### Brief
Restate each of the lines given below, word for word.

### Data rows
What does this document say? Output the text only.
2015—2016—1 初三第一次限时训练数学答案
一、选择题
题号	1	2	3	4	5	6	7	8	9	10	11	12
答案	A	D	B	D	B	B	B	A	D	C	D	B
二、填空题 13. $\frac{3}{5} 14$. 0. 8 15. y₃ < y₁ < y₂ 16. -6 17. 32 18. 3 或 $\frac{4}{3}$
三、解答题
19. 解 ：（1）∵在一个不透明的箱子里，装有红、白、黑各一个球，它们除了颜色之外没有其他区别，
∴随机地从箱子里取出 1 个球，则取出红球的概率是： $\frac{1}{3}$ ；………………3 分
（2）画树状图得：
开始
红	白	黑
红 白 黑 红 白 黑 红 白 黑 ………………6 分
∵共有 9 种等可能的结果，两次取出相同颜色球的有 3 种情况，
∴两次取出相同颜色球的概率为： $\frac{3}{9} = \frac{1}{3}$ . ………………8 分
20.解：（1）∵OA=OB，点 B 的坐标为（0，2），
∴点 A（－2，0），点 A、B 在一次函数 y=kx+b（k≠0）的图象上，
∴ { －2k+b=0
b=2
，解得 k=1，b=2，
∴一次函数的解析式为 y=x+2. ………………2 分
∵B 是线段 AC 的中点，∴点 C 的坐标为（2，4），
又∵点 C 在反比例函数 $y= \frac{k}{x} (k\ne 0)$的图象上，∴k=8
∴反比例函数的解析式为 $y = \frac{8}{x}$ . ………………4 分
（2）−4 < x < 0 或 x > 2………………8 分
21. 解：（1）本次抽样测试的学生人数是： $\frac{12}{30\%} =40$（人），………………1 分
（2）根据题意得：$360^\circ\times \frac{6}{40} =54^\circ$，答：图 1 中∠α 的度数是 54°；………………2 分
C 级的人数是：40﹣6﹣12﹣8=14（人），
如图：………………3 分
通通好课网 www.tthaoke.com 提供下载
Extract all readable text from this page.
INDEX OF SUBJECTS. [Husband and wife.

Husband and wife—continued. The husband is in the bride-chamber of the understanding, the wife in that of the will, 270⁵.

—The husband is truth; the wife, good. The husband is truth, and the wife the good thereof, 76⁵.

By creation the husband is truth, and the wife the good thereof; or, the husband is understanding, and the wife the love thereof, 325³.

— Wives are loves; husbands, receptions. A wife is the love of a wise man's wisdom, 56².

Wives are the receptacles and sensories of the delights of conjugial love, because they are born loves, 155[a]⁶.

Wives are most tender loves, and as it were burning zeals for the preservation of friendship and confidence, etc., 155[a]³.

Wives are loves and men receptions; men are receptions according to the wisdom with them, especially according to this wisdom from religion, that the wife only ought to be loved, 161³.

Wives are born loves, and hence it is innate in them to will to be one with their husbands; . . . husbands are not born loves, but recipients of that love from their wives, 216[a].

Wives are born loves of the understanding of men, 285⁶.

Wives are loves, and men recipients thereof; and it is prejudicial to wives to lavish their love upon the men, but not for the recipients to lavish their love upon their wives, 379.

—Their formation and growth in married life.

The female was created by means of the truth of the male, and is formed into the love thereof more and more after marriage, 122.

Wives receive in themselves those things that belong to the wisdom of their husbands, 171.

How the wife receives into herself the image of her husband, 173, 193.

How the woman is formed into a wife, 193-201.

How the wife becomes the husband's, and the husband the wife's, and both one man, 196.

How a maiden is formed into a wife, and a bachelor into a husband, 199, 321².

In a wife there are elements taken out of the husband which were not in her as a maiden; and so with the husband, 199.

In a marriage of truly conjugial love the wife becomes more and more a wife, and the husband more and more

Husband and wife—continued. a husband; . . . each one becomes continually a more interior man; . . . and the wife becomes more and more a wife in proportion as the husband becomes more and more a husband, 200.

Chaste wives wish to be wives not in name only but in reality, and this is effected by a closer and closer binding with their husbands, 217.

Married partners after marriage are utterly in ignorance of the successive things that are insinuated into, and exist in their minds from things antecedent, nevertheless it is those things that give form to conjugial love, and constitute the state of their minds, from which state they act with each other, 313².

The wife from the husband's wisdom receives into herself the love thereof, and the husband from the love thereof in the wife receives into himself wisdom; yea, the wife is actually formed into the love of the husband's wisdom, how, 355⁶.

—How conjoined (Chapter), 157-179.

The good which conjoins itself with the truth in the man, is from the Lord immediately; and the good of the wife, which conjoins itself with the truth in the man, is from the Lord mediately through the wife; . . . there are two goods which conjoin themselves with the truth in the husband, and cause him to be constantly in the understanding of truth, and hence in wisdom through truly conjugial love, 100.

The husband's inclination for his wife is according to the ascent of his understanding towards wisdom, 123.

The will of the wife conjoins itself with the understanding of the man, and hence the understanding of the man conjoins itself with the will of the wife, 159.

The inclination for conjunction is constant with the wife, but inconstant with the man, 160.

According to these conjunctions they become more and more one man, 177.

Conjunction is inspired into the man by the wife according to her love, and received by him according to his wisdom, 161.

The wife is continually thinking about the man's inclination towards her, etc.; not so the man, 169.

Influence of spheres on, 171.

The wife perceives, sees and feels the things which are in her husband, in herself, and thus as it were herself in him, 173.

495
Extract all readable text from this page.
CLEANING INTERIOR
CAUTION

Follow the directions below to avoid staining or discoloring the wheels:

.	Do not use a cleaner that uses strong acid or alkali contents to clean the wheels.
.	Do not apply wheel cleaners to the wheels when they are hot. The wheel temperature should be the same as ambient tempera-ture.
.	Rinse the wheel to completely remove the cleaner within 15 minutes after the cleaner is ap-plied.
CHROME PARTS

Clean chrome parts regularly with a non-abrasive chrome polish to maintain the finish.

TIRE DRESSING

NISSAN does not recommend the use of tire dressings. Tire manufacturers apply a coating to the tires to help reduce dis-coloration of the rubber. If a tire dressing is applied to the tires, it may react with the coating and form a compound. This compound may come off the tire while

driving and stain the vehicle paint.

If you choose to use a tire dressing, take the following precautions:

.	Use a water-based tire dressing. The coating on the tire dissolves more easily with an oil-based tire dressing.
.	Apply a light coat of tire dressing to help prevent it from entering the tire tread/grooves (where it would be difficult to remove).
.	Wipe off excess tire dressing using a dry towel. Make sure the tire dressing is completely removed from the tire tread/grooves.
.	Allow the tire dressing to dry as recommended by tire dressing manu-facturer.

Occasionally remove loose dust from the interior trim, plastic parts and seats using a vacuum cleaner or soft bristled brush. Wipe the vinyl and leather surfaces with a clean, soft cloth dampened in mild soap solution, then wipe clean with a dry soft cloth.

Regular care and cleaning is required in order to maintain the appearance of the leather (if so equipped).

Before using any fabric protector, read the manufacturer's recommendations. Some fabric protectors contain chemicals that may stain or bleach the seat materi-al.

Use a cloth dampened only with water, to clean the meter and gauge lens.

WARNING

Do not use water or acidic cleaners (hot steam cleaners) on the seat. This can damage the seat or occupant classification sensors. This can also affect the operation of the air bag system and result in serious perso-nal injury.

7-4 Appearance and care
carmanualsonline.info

### Result
What does this document say? Output the text only.
2015—2016—1 初三第一次限时训练数学答案
一、选择题
题号	1	2	3	4	5	6	7	8	9	10	11	12
答案	A	D	B	D	B	B	B	A	D	C	D	B
二、填空题 13. $\frac{3}{5} 14$. 0. 8 15. y₃ < y₁ < y₂ 16. -6 17. 32 18. 3 或 $\frac{4}{3}$
三、解答题
19. 解 ：（1）∵在一个不透明的箱子里，装有红、白、黑各一个球，它们除了颜色之外没有其他区别，
∴随机地从箱子里取出 1 个球，则取出红球的概率是： $\frac{1}{3}$ ；………………3 分
（2）画树状图得：
开始
红	白	黑
红 白 黑 红 白 黑 红 白 黑 ………………6 分
∵共有 9 种等可能的结果，两次取出相同颜色球的有 3 种情况，
∴两次取出相同颜色球的概率为： $\frac{3}{9} = \frac{1}{3}$ . ………………8 分
20.解：（1）∵OA=OB，点 B 的坐标为（0，2），
∴点 A（－2，0），点 A、B 在一次函数 y=kx+b（k≠0）的图象上，
∴ { －2k+b=0
b=2
，解得 k=1，b=2，
∴一次函数的解析式为 y=x+2. ………………2 分
∵B 是线段 AC 的中点，∴点 C 的坐标为（2，4），
又∵点 C 在反比例函数 $y= \frac{k}{x} (k\ne 0)$的图象上，∴k=8
∴反比例函数的解析式为 $y = \frac{8}{x}$ . ………………4 分
（2）−4 < x < 0 或 x > 2………………8 分
21. 解：（1）本次抽样测试的学生人数是： $\frac{12}{30\%} =40$（人），………………1 分
（2）根据题意得：$360^\circ\times \frac{6}{40} =54^\circ$，答：图 1 中∠α 的度数是 54°；………………2 分
C 级的人数是：40﹣6﹣12﹣8=14（人），
如图：………………3 分
通通好课网 www.tthaoke.com 提供下载
Extract all readable text from this page.
INDEX OF SUBJECTS. [Husband and wife.

Husband and wife—continued. The husband is in the bride-chamber of the understanding, the wife in that of the will, 270⁵.

—The husband is truth; the wife, good. The husband is truth, and the wife the good thereof, 76⁵.

By creation the husband is truth, and the wife the good thereof; or, the husband is understanding, and the wife the love thereof, 325³.

— Wives are loves; husbands, receptions. A wife is the love of a wise man's wisdom, 56².

Wives are the receptacles and sensories of the delights of conjugial love, because they are born loves, 155[a]⁶.

Wives are most tender loves, and as it were burning zeals for the preservation of friendship and confidence, etc., 155[a]³.

Wives are loves and men receptions; men are receptions according to the wisdom with them, especially according to this wisdom from religion, that the wife only ought to be loved, 161³.

Wives are born loves, and hence it is innate in them to will to be one with their husbands; . . . husbands are not born loves, but recipients of that love from their wives, 216[a].

Wives are born loves of the understanding of men, 285⁶.

Wives are loves, and men recipients thereof; and it is prejudicial to wives to lavish their love upon the men, but not for the recipients to lavish their love upon their wives, 379.

—Their formation and growth in married life.

The female was created by means of the truth of the male, and is formed into the love thereof more and more after marriage, 122.

Wives receive in themselves those things that belong to the wisdom of their husbands, 171.

How the wife receives into herself the image of her husband, 173, 193.

How the woman is formed into a wife, 193-201.

How the wife becomes the husband's, and the husband the wife's, and both one man, 196.

How a maiden is formed into a wife, and a bachelor into a husband, 199, 321².

In a wife there are elements taken out of the husband which were not in her as a maiden; and so with the husband, 199.

In a marriage of truly conjugial love the wife becomes more and more a wife, and the husband more and more

Husband and wife—continued. a husband; . . . each one becomes continually a more interior man; . . . and the wife becomes more and more a wife in proportion as the husband becomes more and more a husband, 200.

Chaste wives wish to be wives not in name only but in reality, and this is effected by a closer and closer binding with their husbands, 217.

Married partners after marriage are utterly in ignorance of the successive things that are insinuated into, and exist in their minds from things antecedent, nevertheless it is those things that give form to conjugial love, and constitute the state of their minds, from which state they act with each other, 313².

The wife from the husband's wisdom receives into herself the love thereof, and the husband from the love thereof in the wife receives into himself wisdom; yea, the wife is actually formed into the love of the husband's wisdom, how, 355⁶.

—How conjoined (Chapter), 157-179.

The good which conjoins itself with the truth in the man, is from the Lord immediately; and the good of the wife, which conjoins itself with the truth in the man, is from the Lord mediately through the wife; . . . there are two goods which conjoin themselves with the truth in the husband, and cause him to be constantly in the understanding of truth, and hence in wisdom through truly conjugial love, 100.

The husband's inclination for his wife is according to the ascent of his understanding towards wisdom, 123.

The will of the wife conjoins itself with the understanding of the man, and hence the understanding of the man conjoins itself with the will of the wife, 159.

The inclination for conjunction is constant with the wife, but inconstant with the man, 160.

According to these conjunctions they become more and more one man, 177.

Conjunction is inspired into the man by the wife according to her love, and received by him according to his wisdom, 161.

The wife is continually thinking about the man's inclination towards her, etc.; not so the man, 169.

Influence of spheres on, 171.

The wife perceives, sees and feels the things which are in her husband, in herself, and thus as it were herself in him, 173.

495
Extract all readable text from this page.
CLEANING INTERIOR
CAUTION

Follow the directions below to avoid staining or discoloring the wheels:

.	Do not use a cleaner that uses strong acid or alkali contents to clean the wheels.
.	Do not apply wheel cleaners to the wheels when they are hot. The wheel temperature should be the same as ambient tempera-ture.
.	Rinse the wheel to completely remove the cleaner within 15 minutes after the cleaner is ap-plied.
CHROME PARTS

Clean chrome parts regularly with a non-abrasive chrome polish to maintain the finish.

TIRE DRESSING

NISSAN does not recommend the use of tire dressings. Tire manufacturers apply a coating to the tires to help reduce dis-coloration of the rubber. If a tire dressing is applied to the tires, it may react with the coating and form a compound. This compound may come off the tire while

driving and stain the vehicle paint.

If you choose to use a tire dressing, take the following precautions:

.	Use a water-based tire dressing. The coating on the tire dissolves more easily with an oil-based tire dressing.
.	Apply a light coat of tire dressing to help prevent it from entering the tire tread/grooves (where it would be difficult to remove).
.	Wipe off excess tire dressing using a dry towel. Make sure the tire dressing is completely removed from the tire tread/grooves.
.	Allow the tire dressing to dry as recommended by tire dressing manu-facturer.

Occasionally remove loose dust from the interior trim, plastic parts and seats using a vacuum cleaner or soft bristled brush. Wipe the vinyl and leather surfaces with a clean, soft cloth dampened in mild soap solution, then wipe clean with a dry soft cloth.

Regular care and cleaning is required in order to maintain the appearance of the leather (if so equipped).

Before using any fabric protector, read the manufacturer's recommendations. Some fabric protectors contain chemicals that may stain or bleach the seat materi-al.

Use a cloth dampened only with water, to clean the meter and gauge lens.

WARNING

Do not use water or acidic cleaners (hot steam cleaners) on the seat. This can damage the seat or occupant classification sensors. This can also affect the operation of the air bag system and result in serious perso-nal injury.

7-4 Appearance and care
carmanualsonline.info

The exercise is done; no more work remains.